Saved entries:
══════
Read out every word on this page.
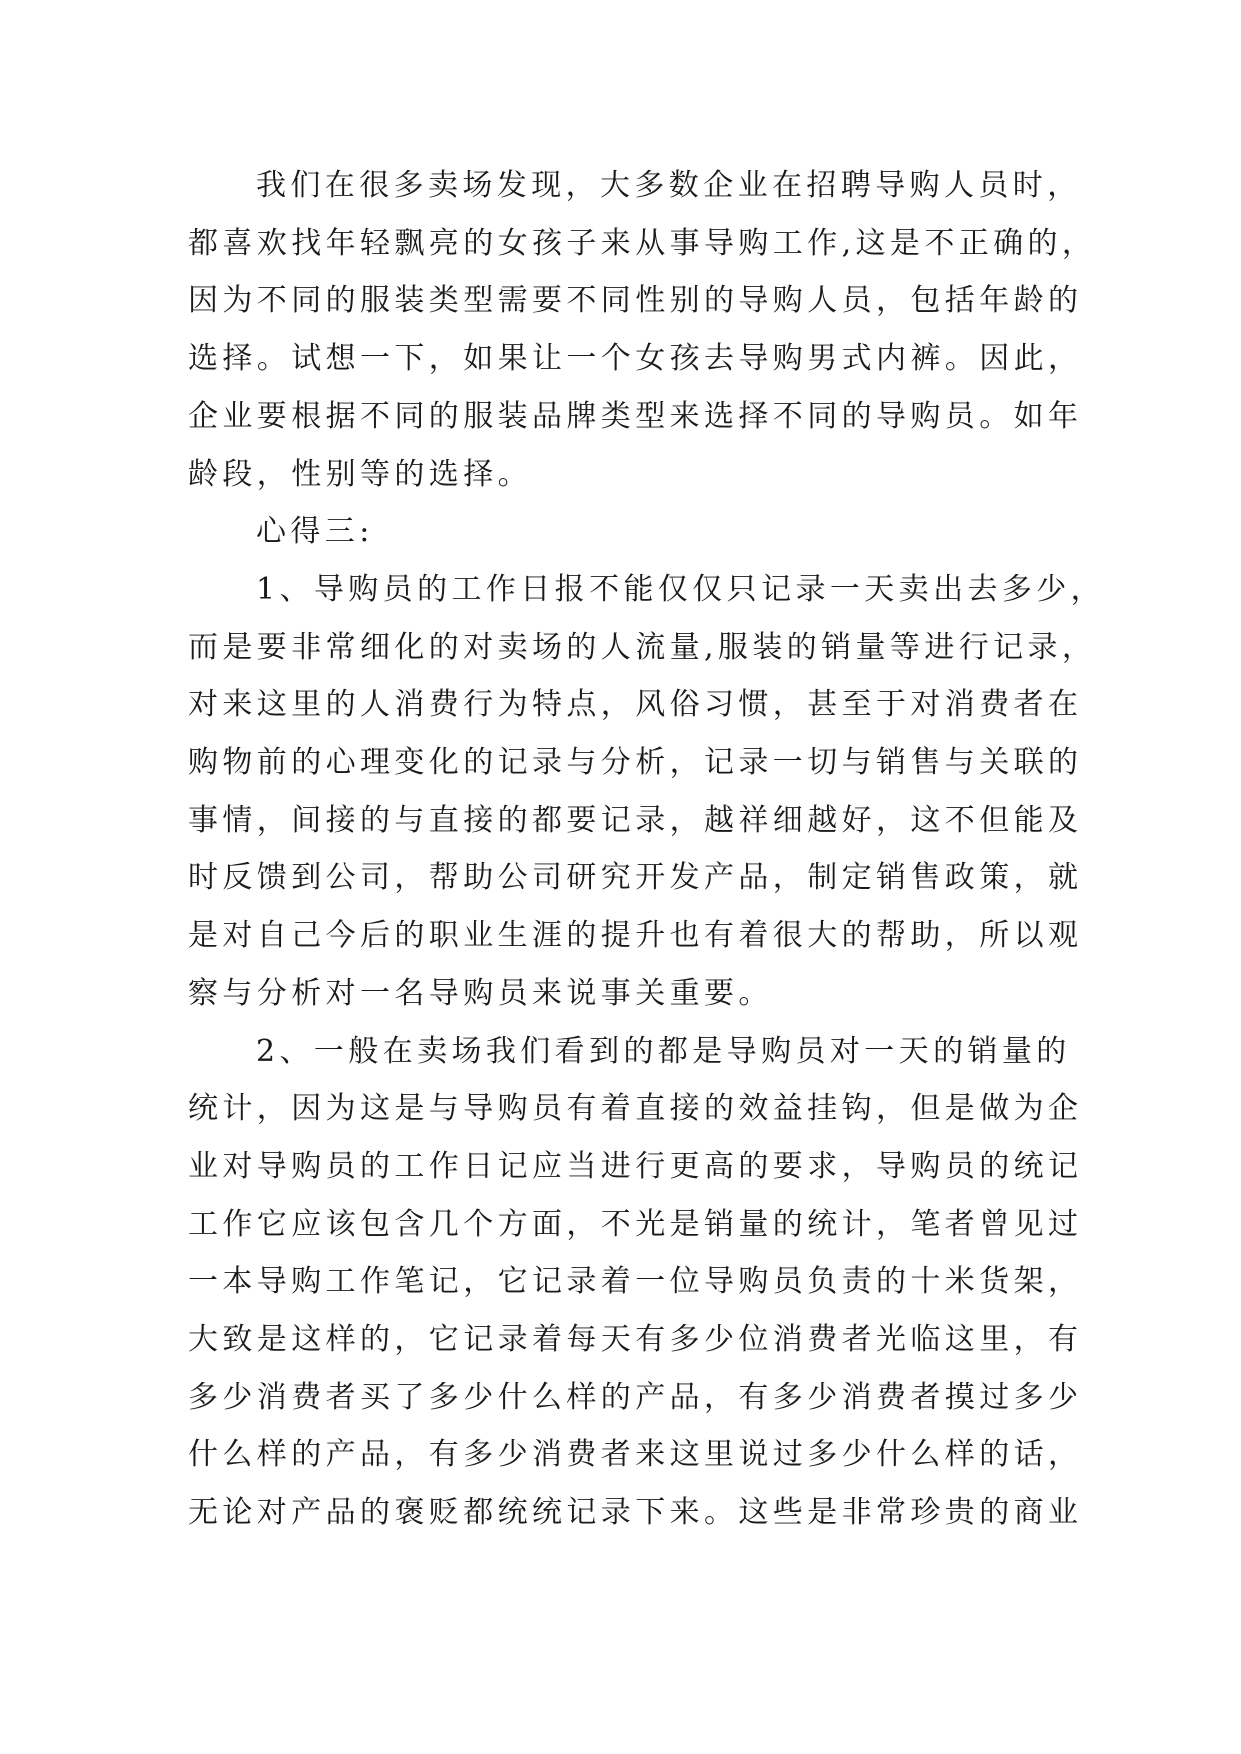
我们在很多卖场发现，大多数企业在招聘导购人员时，
都喜欢找年轻飘亮的女孩子来从事导购工作,这是不正确的，
因为不同的服装类型需要不同性别的导购人员，包括年龄的
选择。试想一下，如果让一个女孩去导购男式内裤。因此，
企业要根据不同的服装品牌类型来选择不同的导购员。如年
龄段，性别等的选择。
心得三:
1、导购员的工作日报不能仅仅只记录一天卖出去多少，
而是要非常细化的对卖场的人流量,服装的销量等进行记录，
对来这里的人消费行为特点，风俗习惯，甚至于对消费者在
购物前的心理变化的记录与分析，记录一切与销售与关联的
事情，间接的与直接的都要记录，越祥细越好，这不但能及
时反馈到公司，帮助公司研究开发产品，制定销售政策，就
是对自己今后的职业生涯的提升也有着很大的帮助，所以观
察与分析对一名导购员来说事关重要。
2、一般在卖场我们看到的都是导购员对一天的销量的
统计，因为这是与导购员有着直接的效益挂钩，但是做为企
业对导购员的工作日记应当进行更高的要求，导购员的统记
工作它应该包含几个方面，不光是销量的统计，笔者曾见过
一本导购工作笔记，它记录着一位导购员负责的十米货架，
大致是这样的，它记录着每天有多少位消费者光临这里，有
多少消费者买了多少什么样的产品，有多少消费者摸过多少
什么样的产品，有多少消费者来这里说过多少什么样的话，
无论对产品的褒贬都统统记录下来。这些是非常珍贵的商业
══════
> _Task goal_
Print each of the records above exactly as written, leaving no picture in the copy.

> _Answer in full_
Read out every word on this page.
我们在很多卖场发现，大多数企业在招聘导购人员时，
都喜欢找年轻飘亮的女孩子来从事导购工作,这是不正确的，
因为不同的服装类型需要不同性别的导购人员，包括年龄的
选择。试想一下，如果让一个女孩去导购男式内裤。因此，
企业要根据不同的服装品牌类型来选择不同的导购员。如年
龄段，性别等的选择。
心得三:
1、导购员的工作日报不能仅仅只记录一天卖出去多少，
而是要非常细化的对卖场的人流量,服装的销量等进行记录，
对来这里的人消费行为特点，风俗习惯，甚至于对消费者在
购物前的心理变化的记录与分析，记录一切与销售与关联的
事情，间接的与直接的都要记录，越祥细越好，这不但能及
时反馈到公司，帮助公司研究开发产品，制定销售政策，就
是对自己今后的职业生涯的提升也有着很大的帮助，所以观
察与分析对一名导购员来说事关重要。
2、一般在卖场我们看到的都是导购员对一天的销量的
统计，因为这是与导购员有着直接的效益挂钩，但是做为企
业对导购员的工作日记应当进行更高的要求，导购员的统记
工作它应该包含几个方面，不光是销量的统计，笔者曾见过
一本导购工作笔记，它记录着一位导购员负责的十米货架，
大致是这样的，它记录着每天有多少位消费者光临这里，有
多少消费者买了多少什么样的产品，有多少消费者摸过多少
什么样的产品，有多少消费者来这里说过多少什么样的话，
无论对产品的褒贬都统统记录下来。这些是非常珍贵的商业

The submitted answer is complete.